- **PAGE EXTRACT**
After I got back I pretty much stayed
in the whole day Saturday, and because I had turned in my cable TV I had not
heard any news and was not aware of the severity of the fires.
Sunday morning I got up even earlier,
thanks to the time change, and I was supposed to meet my friend and co-worker
Dave for some more bike riding. Because it had been warm this month, I had
actually opened one of my upstairs windows, and I could smell a trace of smoke
as I woke up. When I got in the car around 5:35
and turned off of my street onto highway 118 (which I am at the far west end
of, it later becomes the Ronald Reagan Freeway through Simi Valley), I saw
perhaps the most spectacular sight I have ever seen. The top of one of the
foothills about 5 miles east of where I live was completely ringed in flames,
and smoke was just pouring from the top of it like it was an erupting volcano.
I was thinking then that I should
turn around and get my camera, and I will probably always regret not getting a
picture of that, but I was supposed to meet Dave before 6 and did not want to
be late. As I drove a couple of miles east though, I went into the smoke bank,
and I started to see ash falling like snow in my headlights. It was at that
point that I got out my phone and called Dave (and also remembered that the
phone has a camera, silly me). Dave went outside as we were talking and
mentioned that there was smoke above him and to the west, too.
We thought about changing plans but I
decided to continue on for now. There was a break in the smoke between Ventura
and Camarillo, but then on the east
end of Camarillo the smoke got very
heavy. Just beyond there US101 climbs the Conejo
grade up and over into the Conejo
Valley, where Thousand
Oaks and some other cities are. The next two picture I
took from the southbound 101 just past the top of the Conejo
grade as it descends towards Thousand Oaks
(the orange glow is the sunrise, not flames). The smoke here is from the Simi
Valley fire.

- **STATED EXERCISE**
Please say whether each statement agrees with the account of the fires, answering yes or no and quoting the words that decide it: 1. The writer still had cable TV that Saturday. 2. The writer was due to meet Dave before 6. 3. The orange glow in the pictures from the 101 is flames. The listing that comes next is separate material, unconnected to the account of the fires.

- **DATA SECTION**
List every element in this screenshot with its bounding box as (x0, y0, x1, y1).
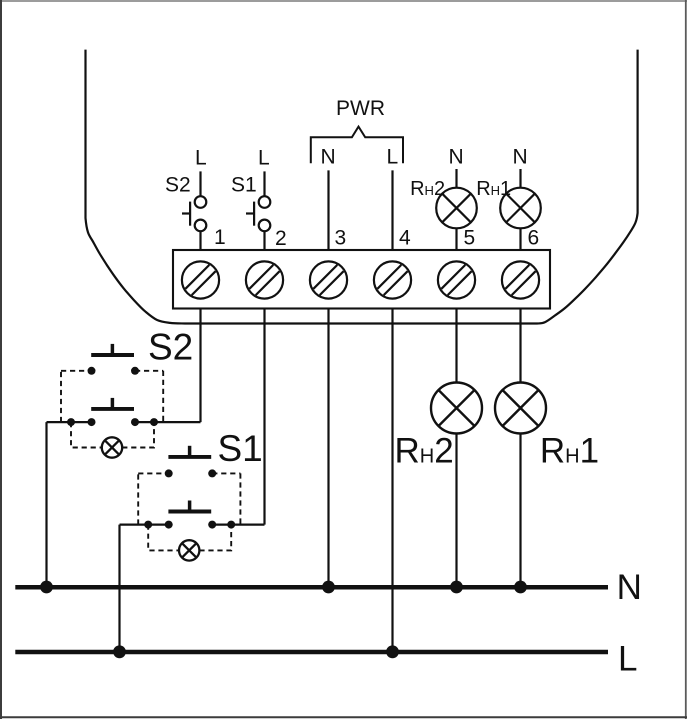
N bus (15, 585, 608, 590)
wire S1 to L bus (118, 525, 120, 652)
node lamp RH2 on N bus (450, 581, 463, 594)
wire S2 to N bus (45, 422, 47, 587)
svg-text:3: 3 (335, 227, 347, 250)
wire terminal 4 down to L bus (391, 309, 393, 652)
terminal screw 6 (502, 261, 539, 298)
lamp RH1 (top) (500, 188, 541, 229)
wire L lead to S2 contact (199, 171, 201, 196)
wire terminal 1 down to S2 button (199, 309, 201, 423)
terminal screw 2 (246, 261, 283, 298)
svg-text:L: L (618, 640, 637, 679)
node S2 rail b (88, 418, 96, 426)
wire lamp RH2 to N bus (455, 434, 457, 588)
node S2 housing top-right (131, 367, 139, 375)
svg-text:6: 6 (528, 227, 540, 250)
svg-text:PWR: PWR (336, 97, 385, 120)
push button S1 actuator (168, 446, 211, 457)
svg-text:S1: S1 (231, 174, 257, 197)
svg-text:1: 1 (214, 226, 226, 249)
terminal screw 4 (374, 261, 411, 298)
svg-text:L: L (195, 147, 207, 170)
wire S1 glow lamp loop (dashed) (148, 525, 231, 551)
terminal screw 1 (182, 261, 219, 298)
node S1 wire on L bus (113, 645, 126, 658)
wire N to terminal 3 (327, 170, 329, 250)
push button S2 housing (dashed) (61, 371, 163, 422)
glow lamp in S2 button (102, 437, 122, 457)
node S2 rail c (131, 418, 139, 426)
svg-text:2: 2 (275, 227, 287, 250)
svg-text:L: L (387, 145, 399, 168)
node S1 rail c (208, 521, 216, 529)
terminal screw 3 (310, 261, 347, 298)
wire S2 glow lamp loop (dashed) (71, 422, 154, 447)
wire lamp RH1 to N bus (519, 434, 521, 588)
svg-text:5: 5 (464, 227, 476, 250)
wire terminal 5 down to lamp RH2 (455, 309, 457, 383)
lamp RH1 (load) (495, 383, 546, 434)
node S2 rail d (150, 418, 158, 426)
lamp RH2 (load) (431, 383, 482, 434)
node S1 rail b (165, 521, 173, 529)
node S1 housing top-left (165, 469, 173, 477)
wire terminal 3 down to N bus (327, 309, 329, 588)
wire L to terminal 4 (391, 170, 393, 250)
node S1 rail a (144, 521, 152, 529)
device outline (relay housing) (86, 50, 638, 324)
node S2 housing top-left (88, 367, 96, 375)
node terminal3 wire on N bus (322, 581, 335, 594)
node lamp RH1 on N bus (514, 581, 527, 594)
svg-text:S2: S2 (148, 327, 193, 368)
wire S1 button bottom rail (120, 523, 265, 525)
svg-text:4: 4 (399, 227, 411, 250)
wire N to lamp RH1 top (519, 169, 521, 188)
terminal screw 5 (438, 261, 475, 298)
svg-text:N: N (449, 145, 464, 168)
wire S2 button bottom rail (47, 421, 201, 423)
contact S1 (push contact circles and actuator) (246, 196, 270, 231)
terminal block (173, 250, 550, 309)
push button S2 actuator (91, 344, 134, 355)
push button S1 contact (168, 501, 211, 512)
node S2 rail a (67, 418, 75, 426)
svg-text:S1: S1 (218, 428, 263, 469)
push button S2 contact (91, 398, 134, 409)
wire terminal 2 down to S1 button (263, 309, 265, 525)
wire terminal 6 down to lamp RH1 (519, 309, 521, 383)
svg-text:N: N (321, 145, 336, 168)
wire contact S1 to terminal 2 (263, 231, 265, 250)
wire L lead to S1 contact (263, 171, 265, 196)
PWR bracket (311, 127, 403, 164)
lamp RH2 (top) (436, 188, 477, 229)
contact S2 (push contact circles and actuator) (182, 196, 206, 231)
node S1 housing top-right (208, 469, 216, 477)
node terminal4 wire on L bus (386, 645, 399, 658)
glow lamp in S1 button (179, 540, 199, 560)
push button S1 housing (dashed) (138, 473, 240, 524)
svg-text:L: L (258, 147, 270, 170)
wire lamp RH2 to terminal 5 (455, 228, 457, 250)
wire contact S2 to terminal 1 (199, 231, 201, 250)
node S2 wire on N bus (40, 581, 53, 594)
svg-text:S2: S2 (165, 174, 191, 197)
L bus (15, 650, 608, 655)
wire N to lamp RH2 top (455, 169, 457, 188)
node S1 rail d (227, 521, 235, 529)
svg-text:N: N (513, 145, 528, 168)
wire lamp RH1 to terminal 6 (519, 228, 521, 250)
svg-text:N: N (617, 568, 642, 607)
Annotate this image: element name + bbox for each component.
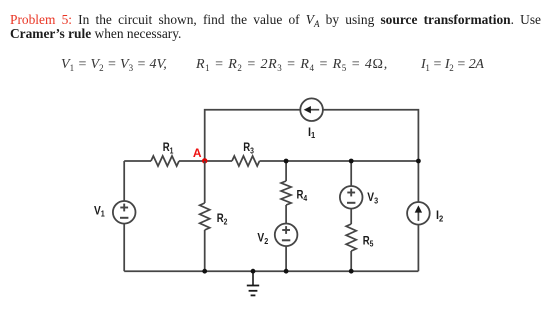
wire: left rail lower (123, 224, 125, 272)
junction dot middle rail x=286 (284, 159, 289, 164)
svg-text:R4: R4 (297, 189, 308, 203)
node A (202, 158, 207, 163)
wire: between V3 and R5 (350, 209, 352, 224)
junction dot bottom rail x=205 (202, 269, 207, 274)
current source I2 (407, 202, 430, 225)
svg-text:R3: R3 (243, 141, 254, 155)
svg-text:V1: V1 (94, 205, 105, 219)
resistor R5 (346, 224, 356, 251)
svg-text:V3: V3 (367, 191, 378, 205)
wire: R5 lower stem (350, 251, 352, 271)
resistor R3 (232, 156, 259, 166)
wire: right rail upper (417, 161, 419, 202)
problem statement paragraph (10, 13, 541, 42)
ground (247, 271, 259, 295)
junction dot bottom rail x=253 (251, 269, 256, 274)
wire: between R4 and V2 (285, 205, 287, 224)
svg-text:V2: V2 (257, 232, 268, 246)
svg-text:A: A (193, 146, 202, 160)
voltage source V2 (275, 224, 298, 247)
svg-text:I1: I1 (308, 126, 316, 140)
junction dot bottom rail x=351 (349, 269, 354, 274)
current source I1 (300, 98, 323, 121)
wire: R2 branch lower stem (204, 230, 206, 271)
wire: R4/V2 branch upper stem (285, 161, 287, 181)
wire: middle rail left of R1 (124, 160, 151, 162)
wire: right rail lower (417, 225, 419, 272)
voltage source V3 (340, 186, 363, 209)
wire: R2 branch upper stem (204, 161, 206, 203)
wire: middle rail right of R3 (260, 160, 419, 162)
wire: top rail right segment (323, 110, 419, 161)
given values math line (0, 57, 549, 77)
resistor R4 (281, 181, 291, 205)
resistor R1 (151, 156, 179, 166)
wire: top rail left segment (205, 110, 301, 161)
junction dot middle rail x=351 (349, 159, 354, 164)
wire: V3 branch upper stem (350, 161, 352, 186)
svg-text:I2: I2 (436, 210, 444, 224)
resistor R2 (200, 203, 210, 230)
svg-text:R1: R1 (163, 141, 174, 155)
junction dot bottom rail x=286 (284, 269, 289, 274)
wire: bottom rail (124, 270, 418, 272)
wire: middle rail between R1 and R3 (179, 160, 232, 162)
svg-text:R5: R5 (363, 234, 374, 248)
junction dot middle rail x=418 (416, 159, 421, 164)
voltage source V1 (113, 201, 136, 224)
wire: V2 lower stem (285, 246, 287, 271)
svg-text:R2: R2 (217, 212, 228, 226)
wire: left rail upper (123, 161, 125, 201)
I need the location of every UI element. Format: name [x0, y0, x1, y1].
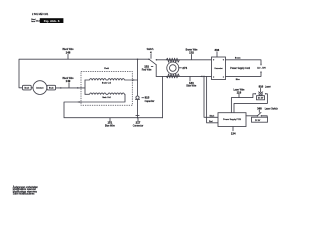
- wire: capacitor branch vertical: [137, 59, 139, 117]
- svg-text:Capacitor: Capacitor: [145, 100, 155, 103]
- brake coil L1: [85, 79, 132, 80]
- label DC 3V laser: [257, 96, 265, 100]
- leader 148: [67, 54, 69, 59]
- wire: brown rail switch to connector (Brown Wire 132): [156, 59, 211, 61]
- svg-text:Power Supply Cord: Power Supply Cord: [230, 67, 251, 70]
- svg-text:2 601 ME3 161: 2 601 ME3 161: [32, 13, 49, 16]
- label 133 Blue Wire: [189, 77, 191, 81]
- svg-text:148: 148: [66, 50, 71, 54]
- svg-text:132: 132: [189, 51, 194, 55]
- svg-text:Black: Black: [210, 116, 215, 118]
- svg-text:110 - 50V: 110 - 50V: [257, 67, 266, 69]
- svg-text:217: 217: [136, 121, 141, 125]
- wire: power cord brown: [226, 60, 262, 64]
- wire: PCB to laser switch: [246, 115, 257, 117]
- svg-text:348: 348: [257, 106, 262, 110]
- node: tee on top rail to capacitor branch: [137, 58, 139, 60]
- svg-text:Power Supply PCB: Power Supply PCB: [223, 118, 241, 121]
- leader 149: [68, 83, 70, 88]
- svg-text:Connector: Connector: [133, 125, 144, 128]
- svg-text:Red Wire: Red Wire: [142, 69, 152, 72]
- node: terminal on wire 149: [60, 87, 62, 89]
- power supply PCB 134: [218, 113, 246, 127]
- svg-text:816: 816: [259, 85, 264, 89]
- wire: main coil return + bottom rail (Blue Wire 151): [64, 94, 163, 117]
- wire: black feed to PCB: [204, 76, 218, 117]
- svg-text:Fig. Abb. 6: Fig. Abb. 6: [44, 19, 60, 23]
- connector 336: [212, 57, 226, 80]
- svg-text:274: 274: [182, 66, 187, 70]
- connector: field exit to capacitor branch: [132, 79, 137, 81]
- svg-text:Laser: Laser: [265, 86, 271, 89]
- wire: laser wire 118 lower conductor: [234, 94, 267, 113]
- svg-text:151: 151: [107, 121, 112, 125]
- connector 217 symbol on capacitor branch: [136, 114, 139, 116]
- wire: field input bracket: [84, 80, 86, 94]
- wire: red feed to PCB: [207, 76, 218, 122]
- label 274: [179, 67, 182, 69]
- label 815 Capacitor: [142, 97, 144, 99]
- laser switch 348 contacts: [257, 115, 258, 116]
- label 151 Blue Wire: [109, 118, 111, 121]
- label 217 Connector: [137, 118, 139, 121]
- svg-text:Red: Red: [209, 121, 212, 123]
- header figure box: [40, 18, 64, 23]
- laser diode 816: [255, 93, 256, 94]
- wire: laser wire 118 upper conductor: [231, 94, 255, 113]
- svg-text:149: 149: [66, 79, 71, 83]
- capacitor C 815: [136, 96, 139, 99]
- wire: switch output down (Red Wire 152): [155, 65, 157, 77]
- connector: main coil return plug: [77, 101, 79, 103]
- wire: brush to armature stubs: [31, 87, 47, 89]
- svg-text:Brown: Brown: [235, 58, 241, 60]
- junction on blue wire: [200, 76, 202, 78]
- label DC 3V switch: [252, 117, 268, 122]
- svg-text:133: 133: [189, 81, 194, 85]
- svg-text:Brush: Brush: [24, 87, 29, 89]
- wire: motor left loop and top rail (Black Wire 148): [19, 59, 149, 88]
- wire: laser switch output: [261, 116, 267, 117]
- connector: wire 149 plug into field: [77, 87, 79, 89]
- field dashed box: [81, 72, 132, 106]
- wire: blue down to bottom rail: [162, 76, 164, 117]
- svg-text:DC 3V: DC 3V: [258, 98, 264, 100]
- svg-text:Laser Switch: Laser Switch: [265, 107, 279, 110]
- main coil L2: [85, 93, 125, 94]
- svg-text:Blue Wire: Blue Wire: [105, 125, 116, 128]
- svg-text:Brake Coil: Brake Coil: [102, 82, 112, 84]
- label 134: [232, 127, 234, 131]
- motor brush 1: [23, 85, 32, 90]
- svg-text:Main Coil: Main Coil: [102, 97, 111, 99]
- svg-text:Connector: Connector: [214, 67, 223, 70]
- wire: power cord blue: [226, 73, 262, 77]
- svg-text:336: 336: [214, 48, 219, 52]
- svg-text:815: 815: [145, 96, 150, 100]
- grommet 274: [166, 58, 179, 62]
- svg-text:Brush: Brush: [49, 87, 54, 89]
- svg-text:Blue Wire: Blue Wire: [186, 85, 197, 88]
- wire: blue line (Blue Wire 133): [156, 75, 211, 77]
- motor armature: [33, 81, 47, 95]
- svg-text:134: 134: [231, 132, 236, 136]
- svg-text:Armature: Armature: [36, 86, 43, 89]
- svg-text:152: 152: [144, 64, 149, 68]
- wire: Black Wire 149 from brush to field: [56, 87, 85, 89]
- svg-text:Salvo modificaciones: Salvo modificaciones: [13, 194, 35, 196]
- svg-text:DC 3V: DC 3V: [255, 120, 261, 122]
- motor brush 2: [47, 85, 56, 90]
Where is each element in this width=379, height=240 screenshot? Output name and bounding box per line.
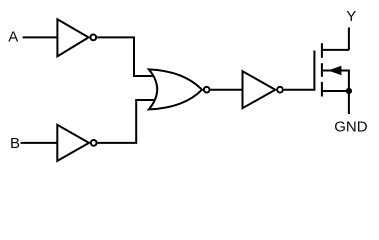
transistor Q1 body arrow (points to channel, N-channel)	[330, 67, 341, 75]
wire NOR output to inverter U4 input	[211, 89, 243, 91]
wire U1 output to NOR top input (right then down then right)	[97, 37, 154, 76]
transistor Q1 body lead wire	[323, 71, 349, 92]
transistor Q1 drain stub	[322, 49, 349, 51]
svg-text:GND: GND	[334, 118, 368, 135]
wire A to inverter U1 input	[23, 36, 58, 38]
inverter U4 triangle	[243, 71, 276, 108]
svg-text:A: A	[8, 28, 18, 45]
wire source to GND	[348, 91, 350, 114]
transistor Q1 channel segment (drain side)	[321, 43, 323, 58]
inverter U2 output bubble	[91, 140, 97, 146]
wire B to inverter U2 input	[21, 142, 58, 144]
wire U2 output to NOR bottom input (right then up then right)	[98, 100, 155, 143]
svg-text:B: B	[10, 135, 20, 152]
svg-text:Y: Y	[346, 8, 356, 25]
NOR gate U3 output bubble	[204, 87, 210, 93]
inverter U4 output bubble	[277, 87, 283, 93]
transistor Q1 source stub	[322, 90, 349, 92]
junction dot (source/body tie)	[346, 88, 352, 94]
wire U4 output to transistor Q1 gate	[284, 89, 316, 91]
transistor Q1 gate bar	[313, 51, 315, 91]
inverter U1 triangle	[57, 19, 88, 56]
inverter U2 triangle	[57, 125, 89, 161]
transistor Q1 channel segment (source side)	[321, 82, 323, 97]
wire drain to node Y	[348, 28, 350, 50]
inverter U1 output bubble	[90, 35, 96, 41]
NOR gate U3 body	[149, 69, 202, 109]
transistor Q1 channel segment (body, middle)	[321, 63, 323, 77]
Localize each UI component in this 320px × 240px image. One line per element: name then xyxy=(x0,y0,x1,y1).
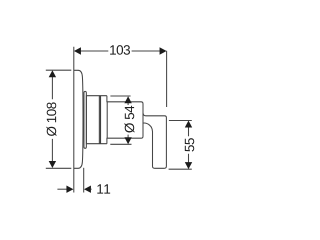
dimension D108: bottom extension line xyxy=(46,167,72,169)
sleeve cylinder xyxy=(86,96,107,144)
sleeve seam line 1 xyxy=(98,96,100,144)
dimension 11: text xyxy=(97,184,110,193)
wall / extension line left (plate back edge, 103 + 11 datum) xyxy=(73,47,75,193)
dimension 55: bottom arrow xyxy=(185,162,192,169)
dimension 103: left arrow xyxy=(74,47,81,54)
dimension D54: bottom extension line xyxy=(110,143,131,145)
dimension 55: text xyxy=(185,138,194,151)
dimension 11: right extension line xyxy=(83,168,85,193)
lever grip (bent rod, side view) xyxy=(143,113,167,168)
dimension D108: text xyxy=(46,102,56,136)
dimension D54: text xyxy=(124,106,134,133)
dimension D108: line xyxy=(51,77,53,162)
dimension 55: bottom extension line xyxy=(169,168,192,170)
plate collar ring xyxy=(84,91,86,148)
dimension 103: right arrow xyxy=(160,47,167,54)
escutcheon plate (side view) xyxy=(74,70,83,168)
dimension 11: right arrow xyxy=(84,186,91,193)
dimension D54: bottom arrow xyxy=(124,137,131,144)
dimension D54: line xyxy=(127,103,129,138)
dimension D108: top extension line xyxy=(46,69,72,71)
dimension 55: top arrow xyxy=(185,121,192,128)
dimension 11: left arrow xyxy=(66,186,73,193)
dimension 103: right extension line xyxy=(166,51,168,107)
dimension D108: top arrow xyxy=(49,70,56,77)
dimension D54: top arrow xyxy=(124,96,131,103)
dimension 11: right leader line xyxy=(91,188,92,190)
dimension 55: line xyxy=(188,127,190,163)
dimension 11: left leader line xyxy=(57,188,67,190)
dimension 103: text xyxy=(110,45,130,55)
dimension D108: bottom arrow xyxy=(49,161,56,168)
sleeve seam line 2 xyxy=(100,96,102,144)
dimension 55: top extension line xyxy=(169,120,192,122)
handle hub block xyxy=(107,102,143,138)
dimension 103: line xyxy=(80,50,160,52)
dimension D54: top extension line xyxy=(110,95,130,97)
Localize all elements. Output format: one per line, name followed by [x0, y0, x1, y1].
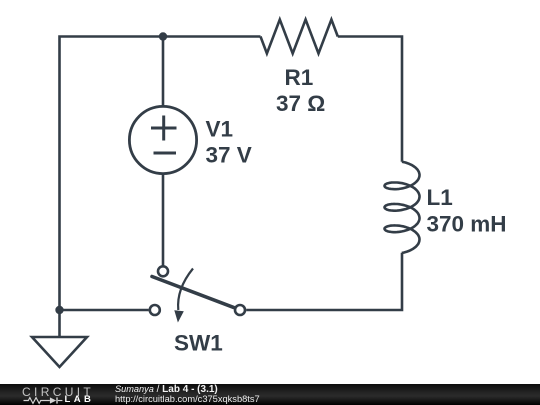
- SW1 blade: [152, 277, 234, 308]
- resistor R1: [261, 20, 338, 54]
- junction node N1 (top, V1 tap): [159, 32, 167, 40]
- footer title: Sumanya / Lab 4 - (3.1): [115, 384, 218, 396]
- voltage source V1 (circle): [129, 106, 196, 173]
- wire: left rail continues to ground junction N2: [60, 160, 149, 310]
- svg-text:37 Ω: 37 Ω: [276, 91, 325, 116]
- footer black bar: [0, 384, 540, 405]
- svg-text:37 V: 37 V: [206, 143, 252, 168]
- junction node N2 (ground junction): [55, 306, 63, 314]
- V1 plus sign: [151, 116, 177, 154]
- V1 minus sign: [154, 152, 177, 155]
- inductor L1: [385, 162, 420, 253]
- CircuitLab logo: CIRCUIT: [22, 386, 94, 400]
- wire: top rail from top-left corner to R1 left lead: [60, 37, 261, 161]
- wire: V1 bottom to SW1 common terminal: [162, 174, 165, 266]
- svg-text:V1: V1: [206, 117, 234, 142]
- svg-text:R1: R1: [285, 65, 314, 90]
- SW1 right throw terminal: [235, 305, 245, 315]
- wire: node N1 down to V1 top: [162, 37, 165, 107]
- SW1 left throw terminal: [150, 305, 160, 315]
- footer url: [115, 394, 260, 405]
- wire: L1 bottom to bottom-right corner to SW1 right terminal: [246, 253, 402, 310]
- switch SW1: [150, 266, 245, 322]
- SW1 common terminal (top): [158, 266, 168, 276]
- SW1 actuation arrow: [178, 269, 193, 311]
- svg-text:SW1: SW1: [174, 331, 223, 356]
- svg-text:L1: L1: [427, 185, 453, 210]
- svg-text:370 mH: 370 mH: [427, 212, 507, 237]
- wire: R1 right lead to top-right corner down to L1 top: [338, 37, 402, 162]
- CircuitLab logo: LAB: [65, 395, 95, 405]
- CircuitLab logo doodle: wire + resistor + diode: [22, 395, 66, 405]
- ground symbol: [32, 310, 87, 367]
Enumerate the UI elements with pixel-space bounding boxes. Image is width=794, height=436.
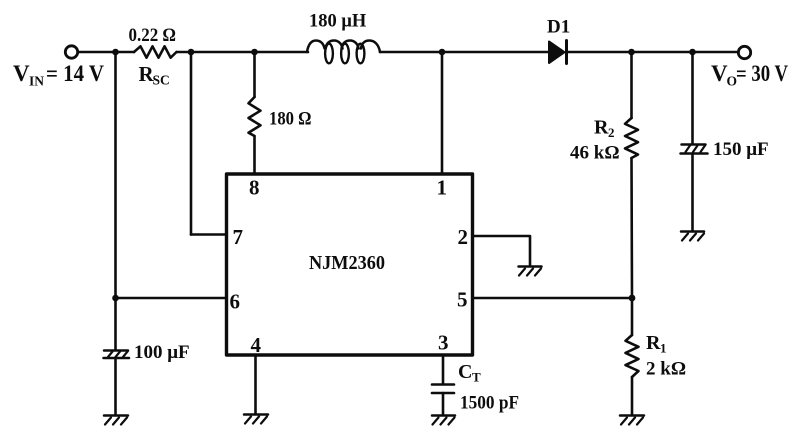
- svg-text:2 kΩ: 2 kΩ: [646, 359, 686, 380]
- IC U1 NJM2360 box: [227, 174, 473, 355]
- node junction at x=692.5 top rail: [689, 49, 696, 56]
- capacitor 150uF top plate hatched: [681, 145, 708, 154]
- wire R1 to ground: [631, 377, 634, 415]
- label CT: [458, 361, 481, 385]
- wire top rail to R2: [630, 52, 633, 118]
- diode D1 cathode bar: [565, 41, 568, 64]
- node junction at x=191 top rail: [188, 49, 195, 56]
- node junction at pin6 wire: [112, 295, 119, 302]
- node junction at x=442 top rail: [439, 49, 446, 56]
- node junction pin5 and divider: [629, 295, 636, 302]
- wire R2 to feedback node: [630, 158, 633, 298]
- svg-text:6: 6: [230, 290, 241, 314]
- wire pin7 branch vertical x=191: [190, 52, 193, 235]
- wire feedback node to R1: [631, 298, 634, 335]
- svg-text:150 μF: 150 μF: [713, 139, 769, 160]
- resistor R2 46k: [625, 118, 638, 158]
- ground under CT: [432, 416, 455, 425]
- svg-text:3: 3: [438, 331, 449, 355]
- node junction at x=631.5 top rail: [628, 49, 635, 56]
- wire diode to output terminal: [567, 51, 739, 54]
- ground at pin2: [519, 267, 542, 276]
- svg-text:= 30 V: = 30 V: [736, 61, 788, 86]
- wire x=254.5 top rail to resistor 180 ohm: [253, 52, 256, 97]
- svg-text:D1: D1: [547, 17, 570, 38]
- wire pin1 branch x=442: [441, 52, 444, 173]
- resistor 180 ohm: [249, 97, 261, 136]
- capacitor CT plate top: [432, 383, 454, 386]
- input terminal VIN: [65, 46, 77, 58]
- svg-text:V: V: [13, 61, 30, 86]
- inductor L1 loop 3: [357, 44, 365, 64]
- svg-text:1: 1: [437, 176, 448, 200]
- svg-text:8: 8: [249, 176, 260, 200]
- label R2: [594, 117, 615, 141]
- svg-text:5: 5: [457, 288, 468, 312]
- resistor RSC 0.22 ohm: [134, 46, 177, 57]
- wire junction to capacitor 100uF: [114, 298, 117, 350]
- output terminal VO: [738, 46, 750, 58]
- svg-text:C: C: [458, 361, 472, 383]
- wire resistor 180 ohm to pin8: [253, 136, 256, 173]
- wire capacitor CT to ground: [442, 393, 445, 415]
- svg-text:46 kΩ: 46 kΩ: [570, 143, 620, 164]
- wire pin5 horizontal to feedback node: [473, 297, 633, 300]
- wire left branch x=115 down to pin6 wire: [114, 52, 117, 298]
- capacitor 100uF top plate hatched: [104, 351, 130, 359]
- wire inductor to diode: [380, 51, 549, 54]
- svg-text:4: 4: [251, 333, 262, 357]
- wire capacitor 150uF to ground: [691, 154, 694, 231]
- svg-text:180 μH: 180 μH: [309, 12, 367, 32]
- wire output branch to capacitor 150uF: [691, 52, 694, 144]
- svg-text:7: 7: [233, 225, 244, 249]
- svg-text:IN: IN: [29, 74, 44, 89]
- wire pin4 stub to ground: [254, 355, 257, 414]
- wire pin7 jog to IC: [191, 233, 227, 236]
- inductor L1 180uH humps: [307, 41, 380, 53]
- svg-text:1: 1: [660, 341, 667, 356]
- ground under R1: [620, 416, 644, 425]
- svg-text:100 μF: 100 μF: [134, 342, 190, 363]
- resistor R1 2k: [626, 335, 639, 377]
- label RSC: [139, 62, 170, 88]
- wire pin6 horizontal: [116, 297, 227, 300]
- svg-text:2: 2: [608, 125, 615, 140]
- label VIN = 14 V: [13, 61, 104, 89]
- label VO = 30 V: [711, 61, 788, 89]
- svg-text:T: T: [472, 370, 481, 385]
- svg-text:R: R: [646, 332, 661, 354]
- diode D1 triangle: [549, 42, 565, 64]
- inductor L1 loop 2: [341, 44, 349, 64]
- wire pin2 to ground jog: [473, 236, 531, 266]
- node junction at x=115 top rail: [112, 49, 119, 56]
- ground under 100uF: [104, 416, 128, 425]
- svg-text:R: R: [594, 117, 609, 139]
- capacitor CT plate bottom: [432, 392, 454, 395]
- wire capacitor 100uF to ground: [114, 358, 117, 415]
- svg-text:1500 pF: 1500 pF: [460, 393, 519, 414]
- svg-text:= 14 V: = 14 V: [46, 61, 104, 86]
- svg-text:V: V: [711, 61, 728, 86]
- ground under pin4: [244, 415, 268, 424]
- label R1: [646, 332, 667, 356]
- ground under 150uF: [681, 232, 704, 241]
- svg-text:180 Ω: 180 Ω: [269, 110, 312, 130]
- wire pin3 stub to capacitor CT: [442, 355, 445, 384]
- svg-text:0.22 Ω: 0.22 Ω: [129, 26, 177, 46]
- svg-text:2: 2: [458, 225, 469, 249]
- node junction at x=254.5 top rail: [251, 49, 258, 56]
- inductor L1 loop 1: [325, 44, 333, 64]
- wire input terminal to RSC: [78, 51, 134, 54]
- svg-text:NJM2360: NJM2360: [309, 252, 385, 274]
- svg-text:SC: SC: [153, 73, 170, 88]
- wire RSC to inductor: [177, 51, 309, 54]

- **WRITTEN ANSWER**
1. No: "because I had turned in my cable TV I had not heard any news"
2. Yes: "I was supposed to meet Dave before 6"
3. No: "the orange glow is the sunrise, not flames"